» **Supplied data**:
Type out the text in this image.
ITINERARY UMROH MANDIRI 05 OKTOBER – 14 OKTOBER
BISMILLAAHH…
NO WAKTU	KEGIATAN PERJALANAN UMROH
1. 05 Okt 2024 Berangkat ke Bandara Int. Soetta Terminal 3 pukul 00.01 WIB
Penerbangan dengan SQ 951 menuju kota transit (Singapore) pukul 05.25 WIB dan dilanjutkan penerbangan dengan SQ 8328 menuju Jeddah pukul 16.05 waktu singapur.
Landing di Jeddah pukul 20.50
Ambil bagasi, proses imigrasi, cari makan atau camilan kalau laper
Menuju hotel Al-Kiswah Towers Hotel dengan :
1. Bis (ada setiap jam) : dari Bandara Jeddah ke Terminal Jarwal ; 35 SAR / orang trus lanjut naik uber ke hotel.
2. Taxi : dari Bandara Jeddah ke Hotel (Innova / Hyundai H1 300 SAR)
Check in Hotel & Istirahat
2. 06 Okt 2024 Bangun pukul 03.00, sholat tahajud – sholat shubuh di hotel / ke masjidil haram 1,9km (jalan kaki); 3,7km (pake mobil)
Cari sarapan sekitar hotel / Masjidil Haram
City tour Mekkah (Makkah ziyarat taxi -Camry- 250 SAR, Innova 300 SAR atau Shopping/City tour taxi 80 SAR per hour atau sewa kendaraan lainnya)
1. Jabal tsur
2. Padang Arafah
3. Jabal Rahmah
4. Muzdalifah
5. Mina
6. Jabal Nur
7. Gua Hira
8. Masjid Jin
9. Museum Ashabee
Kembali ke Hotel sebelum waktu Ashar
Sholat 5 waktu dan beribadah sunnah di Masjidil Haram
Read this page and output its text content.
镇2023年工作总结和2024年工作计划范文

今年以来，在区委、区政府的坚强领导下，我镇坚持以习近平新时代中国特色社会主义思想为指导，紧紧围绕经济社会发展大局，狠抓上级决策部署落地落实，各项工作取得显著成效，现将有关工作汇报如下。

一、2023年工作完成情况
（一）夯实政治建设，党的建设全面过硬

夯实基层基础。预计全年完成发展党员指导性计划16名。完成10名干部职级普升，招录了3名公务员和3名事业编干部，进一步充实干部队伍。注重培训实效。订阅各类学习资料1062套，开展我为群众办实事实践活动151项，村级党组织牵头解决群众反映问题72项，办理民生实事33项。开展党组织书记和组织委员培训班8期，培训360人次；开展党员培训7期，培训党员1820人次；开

» **Short task**: Above are the records; copy every line in them that holds the word "Innova".

» **Answer to this task**:
2. Taxi : dari Bandara Jeddah ke Hotel (Innova / Hyundai H1 300 SAR)
City tour Mekkah (Makkah ziyarat taxi -Camry- 250 SAR, Innova 300 SAR atau Shopping/City tour taxi 80 SAR per hour atau sewa kendaraan lainnya)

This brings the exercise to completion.